Copy the lines below without any changes, starting with the first line and continuing up to and including the line with "text-line: 目前建筑企业只有家，上年完成建筑业产值仅亿元，竣工产值不 (224, 1045, 1413, 1093)".

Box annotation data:
☆ ☆ ☆

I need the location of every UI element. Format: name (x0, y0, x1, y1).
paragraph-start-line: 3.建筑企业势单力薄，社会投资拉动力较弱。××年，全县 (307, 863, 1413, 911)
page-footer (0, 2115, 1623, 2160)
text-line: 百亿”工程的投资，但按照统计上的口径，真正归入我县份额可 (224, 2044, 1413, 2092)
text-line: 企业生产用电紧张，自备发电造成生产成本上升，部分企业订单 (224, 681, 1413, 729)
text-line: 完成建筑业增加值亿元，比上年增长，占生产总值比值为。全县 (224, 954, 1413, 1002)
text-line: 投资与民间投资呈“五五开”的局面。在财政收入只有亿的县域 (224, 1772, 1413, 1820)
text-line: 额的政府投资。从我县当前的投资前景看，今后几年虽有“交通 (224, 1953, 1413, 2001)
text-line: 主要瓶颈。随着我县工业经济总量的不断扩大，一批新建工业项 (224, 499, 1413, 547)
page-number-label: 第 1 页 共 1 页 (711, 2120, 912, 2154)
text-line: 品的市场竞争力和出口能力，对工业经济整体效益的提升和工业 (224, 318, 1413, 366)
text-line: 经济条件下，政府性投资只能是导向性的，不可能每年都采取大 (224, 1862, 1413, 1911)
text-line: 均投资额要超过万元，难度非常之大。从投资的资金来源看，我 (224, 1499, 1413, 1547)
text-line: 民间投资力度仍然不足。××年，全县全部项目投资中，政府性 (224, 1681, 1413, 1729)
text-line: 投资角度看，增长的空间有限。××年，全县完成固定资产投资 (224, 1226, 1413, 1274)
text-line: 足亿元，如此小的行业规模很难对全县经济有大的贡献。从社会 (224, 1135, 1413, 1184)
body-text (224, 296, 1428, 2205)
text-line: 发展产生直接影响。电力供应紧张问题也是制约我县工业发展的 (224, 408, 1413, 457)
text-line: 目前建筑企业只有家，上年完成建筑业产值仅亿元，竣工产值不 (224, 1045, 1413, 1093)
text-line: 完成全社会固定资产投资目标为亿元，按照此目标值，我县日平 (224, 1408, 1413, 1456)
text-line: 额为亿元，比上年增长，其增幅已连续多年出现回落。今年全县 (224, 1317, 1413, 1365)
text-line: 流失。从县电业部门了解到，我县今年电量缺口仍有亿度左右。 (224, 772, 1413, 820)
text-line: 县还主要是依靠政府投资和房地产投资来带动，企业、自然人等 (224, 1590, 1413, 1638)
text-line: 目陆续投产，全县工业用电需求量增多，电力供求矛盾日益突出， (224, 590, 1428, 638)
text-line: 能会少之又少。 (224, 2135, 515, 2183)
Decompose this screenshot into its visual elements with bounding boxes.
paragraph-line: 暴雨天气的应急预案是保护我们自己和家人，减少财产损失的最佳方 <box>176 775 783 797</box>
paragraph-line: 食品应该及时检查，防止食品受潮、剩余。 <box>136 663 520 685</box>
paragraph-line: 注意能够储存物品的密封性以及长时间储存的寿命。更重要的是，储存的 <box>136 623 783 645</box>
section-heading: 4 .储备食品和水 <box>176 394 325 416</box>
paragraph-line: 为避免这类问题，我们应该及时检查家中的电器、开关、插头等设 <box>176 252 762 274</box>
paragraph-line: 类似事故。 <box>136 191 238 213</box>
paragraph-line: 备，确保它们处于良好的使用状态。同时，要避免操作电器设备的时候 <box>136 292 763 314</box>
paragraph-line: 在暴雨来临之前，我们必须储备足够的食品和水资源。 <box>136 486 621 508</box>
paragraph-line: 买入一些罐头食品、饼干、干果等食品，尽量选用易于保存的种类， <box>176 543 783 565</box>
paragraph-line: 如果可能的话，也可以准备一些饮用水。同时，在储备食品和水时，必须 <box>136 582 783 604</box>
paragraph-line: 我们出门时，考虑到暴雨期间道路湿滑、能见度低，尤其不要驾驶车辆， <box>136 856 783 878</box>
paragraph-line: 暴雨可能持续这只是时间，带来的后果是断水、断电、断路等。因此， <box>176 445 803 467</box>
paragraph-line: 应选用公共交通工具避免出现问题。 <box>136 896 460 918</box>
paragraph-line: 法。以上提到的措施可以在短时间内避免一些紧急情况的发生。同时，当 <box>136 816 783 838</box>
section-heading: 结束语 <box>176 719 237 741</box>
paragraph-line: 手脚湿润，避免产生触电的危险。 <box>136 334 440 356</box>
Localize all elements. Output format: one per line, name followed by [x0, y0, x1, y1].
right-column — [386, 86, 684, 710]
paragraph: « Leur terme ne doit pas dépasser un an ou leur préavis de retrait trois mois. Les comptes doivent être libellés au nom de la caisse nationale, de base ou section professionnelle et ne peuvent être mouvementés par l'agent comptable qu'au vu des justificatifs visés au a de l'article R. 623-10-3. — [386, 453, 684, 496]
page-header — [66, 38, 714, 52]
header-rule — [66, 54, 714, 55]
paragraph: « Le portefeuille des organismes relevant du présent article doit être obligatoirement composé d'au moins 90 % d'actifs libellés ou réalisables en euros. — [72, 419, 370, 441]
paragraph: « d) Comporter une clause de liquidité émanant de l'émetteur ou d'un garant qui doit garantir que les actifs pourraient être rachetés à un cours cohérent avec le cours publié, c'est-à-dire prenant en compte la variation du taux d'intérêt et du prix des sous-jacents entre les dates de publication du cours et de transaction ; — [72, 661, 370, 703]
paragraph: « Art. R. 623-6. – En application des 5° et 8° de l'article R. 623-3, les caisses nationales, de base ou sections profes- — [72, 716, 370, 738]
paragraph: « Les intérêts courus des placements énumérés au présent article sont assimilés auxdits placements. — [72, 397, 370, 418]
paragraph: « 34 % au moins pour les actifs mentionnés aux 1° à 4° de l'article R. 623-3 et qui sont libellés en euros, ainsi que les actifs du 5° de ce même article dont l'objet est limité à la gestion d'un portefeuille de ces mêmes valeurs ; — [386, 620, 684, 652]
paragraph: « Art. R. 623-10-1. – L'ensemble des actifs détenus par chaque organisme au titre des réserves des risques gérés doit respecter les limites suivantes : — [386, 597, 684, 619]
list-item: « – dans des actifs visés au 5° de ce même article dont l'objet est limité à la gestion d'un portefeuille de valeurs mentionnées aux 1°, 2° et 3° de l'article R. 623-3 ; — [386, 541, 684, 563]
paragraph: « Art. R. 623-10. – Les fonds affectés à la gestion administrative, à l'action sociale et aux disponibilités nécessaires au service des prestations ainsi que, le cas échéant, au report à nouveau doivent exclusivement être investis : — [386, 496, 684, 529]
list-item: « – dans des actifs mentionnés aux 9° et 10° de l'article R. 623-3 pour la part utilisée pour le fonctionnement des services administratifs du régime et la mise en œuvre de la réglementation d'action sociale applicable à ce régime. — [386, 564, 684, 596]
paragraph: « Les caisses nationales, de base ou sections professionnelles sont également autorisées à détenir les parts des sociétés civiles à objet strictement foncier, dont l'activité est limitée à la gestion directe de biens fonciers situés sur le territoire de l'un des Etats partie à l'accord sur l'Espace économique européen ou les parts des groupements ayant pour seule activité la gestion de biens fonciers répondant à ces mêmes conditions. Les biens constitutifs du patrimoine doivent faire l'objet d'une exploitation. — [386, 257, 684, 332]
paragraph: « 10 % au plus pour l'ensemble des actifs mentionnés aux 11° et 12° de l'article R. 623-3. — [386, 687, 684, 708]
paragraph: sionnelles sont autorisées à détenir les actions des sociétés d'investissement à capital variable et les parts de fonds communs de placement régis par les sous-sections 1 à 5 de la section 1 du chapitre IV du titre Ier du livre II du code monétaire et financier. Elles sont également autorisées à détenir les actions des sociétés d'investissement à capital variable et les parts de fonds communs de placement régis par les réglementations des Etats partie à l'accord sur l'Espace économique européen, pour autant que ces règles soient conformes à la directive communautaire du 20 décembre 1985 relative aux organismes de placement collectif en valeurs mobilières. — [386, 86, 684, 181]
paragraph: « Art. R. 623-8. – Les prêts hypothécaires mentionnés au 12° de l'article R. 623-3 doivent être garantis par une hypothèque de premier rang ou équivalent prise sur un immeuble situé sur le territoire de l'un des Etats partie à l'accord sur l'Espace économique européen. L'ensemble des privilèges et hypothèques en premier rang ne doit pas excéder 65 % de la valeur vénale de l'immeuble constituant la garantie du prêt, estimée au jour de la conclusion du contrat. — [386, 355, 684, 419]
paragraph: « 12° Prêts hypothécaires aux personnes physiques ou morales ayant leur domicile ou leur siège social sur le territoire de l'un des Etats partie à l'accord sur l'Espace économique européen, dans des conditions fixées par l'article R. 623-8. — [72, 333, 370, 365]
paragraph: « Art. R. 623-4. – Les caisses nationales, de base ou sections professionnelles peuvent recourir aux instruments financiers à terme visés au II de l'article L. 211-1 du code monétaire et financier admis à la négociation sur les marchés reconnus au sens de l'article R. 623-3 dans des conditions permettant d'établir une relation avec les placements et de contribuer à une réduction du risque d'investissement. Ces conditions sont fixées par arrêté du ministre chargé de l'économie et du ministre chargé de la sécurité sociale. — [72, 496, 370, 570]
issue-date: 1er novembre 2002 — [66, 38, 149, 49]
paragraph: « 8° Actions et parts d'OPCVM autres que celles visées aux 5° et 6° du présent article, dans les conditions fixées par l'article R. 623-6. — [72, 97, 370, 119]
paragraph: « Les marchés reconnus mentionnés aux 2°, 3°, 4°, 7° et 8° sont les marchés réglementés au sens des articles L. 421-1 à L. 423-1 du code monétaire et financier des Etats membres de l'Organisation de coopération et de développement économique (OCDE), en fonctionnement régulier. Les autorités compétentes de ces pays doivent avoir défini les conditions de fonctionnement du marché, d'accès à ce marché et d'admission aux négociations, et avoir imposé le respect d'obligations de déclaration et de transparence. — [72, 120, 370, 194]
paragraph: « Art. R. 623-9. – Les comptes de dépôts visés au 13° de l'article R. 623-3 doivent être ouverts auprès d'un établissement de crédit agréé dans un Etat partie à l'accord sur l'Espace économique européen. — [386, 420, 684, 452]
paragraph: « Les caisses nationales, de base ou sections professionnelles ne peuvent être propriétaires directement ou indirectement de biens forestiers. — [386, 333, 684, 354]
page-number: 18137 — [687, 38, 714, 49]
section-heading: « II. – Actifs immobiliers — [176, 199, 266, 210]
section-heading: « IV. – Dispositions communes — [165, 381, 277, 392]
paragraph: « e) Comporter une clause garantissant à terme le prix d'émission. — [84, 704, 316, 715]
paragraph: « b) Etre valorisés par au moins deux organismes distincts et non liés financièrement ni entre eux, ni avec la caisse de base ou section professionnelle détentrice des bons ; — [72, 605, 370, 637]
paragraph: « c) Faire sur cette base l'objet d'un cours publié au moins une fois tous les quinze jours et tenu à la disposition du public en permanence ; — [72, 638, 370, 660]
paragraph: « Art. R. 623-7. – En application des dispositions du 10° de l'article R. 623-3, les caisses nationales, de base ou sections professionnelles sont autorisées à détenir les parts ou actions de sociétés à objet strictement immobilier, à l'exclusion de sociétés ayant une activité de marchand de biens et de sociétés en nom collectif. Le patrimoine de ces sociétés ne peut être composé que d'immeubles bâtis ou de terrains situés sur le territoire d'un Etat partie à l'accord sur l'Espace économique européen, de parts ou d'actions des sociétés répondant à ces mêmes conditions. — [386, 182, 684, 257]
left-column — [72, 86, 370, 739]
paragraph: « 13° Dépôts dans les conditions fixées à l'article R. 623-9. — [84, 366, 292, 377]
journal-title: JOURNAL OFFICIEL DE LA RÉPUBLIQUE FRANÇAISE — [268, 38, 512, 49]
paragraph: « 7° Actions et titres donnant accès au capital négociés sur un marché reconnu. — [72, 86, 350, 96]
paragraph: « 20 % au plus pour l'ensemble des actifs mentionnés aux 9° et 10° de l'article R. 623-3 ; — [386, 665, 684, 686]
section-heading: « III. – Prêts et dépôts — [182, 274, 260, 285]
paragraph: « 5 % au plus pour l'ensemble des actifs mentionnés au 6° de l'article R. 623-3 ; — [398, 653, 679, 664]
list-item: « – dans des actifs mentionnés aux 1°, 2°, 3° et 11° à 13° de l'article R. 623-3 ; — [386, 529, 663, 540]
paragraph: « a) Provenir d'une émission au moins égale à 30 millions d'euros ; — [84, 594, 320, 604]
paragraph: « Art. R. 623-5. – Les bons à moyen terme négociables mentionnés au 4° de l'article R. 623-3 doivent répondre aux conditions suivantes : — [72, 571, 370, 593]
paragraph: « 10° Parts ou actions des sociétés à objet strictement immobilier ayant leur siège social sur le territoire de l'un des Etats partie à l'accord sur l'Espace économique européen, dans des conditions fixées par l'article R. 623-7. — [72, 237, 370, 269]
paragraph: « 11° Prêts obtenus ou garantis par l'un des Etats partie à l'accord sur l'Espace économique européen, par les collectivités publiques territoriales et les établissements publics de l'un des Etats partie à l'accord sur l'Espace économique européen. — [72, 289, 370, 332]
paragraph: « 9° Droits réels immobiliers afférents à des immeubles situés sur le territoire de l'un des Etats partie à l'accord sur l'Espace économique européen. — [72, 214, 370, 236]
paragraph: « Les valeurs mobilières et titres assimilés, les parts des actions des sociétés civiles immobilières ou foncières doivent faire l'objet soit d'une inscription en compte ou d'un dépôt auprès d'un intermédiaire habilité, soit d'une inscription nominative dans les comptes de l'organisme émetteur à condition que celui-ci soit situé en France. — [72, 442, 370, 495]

☆ ☆ ☆

■ Response to the task:
I need the location of every UI element. Format: name (x0, y0, x1, y1).
paragraph-start-line: 3.建筑企业势单力薄，社会投资拉动力较弱。××年，全县 (307, 863, 1413, 911)
page-footer (0, 2115, 1623, 2160)
text-line: 百亿”工程的投资，但按照统计上的口径，真正归入我县份额可 (224, 2044, 1413, 2092)
text-line: 企业生产用电紧张，自备发电造成生产成本上升，部分企业订单 (224, 681, 1413, 729)
text-line: 完成建筑业增加值亿元，比上年增长，占生产总值比值为。全县 (224, 954, 1413, 1002)
text-line: 投资与民间投资呈“五五开”的局面。在财政收入只有亿的县域 (224, 1772, 1413, 1820)
text-line: 额的政府投资。从我县当前的投资前景看，今后几年虽有“交通 (224, 1953, 1413, 2001)
text-line: 主要瓶颈。随着我县工业经济总量的不断扩大，一批新建工业项 (224, 499, 1413, 547)
page-number-label: 第 1 页 共 1 页 (711, 2120, 912, 2154)
text-line: 品的市场竞争力和出口能力，对工业经济整体效益的提升和工业 (224, 318, 1413, 366)
text-line: 经济条件下，政府性投资只能是导向性的，不可能每年都采取大 (224, 1862, 1413, 1911)
text-line: 均投资额要超过万元，难度非常之大。从投资的资金来源看，我 (224, 1499, 1413, 1547)
text-line: 民间投资力度仍然不足。××年，全县全部项目投资中，政府性 (224, 1681, 1413, 1729)
text-line: 投资角度看，增长的空间有限。××年，全县完成固定资产投资 (224, 1226, 1413, 1274)
text-line: 足亿元，如此小的行业规模很难对全县经济有大的贡献。从社会 (224, 1135, 1413, 1184)
body-text (224, 296, 1428, 2205)
text-line: 发展产生直接影响。电力供应紧张问题也是制约我县工业发展的 (224, 408, 1413, 457)
text-line: 目前建筑企业只有家，上年完成建筑业产值仅亿元，竣工产值不 (224, 1045, 1413, 1093)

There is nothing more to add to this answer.